▶ **YOUR GOAL**: Gather all lines in the entries below that include the word "times".

▶ **GIVEN RECORDS**:
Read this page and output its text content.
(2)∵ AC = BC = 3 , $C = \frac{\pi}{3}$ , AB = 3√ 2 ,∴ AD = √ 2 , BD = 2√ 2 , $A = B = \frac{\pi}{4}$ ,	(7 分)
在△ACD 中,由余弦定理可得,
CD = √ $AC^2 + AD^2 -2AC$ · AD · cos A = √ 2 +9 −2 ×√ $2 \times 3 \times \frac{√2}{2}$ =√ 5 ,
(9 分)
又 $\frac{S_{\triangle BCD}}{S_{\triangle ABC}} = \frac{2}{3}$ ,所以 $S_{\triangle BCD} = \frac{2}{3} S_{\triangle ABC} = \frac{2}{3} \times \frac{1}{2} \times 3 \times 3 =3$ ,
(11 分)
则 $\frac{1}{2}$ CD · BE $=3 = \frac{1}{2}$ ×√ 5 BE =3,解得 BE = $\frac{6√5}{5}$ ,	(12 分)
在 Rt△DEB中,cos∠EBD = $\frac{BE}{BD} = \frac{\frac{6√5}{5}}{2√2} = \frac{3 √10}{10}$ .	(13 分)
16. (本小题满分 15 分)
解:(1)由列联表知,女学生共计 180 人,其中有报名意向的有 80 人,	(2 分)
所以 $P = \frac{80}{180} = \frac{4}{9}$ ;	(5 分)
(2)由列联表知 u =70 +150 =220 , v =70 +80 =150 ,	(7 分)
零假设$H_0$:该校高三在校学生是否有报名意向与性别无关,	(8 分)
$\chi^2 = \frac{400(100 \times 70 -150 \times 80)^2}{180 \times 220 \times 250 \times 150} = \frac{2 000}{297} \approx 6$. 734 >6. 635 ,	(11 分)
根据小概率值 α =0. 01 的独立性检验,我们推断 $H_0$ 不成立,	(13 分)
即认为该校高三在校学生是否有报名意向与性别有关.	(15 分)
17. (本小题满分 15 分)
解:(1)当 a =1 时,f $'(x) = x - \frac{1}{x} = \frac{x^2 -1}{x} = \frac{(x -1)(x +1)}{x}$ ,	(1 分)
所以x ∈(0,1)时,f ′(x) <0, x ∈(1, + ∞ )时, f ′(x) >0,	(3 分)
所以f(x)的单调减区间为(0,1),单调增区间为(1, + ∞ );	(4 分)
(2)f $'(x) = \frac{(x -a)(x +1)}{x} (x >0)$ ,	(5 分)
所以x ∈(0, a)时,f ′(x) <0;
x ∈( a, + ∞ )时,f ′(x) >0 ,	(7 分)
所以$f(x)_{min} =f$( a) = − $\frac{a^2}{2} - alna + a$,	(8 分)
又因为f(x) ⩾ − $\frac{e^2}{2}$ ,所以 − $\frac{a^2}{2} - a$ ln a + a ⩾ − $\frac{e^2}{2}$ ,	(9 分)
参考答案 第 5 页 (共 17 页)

▶ **TASK OUTPUT**:
CD = √ $AC^2 + AD^2 -2AC$ · AD · cos A = √ 2 +9 −2 ×√ $2 \times 3 \times \frac{√2}{2}$ =√ 5 ,
又 $\frac{S_{\triangle BCD}}{S_{\triangle ABC}} = \frac{2}{3}$ ,所以 $S_{\triangle BCD} = \frac{2}{3} S_{\triangle ABC} = \frac{2}{3} \times \frac{1}{2} \times 3 \times 3 =3$ ,
$\chi^2 = \frac{400(100 \times 70 -150 \times 80)^2}{180 \times 220 \times 250 \times 150} = \frac{2 000}{297} \approx 6$. 734 >6. 635 ,	(11 分)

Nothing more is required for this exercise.